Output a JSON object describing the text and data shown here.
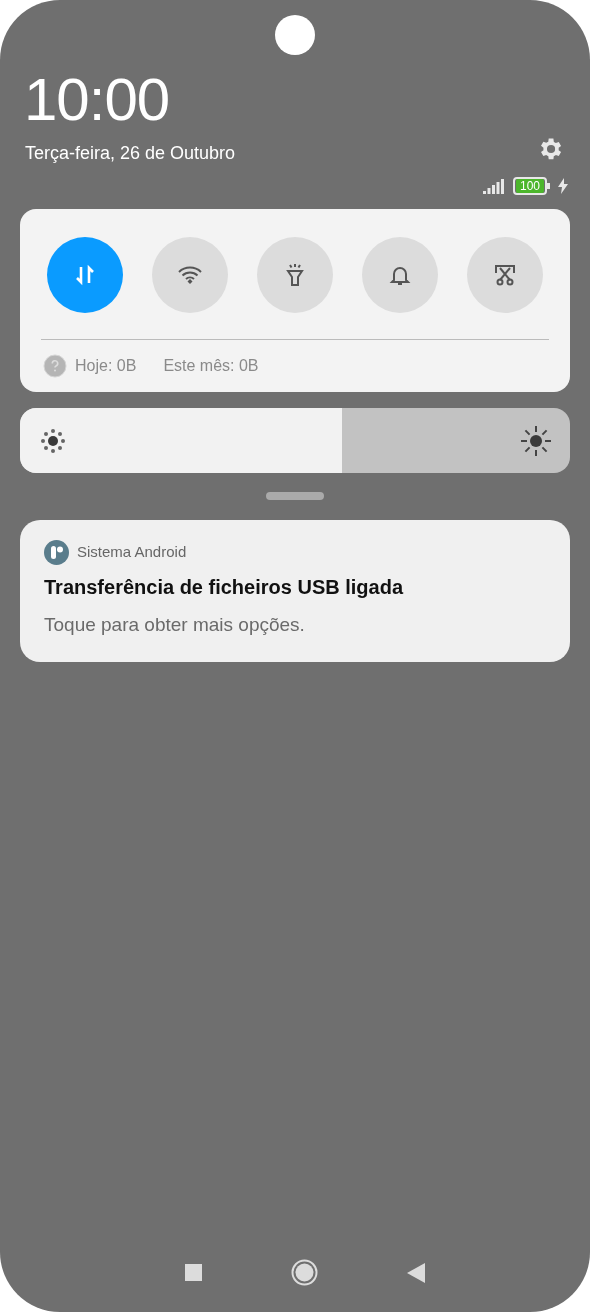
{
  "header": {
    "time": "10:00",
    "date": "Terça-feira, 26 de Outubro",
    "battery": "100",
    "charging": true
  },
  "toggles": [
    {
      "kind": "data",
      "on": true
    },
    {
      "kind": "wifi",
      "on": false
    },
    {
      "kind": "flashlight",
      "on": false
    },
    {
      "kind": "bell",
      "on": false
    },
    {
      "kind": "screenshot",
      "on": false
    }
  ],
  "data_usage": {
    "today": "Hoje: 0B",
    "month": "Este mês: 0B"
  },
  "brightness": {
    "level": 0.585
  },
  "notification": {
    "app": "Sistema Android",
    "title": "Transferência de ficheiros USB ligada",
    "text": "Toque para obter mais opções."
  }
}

____

## What needs to be done
Determine the number of lines in the listing that contain the string "text". Write that number and nothing else.

## Written answer
2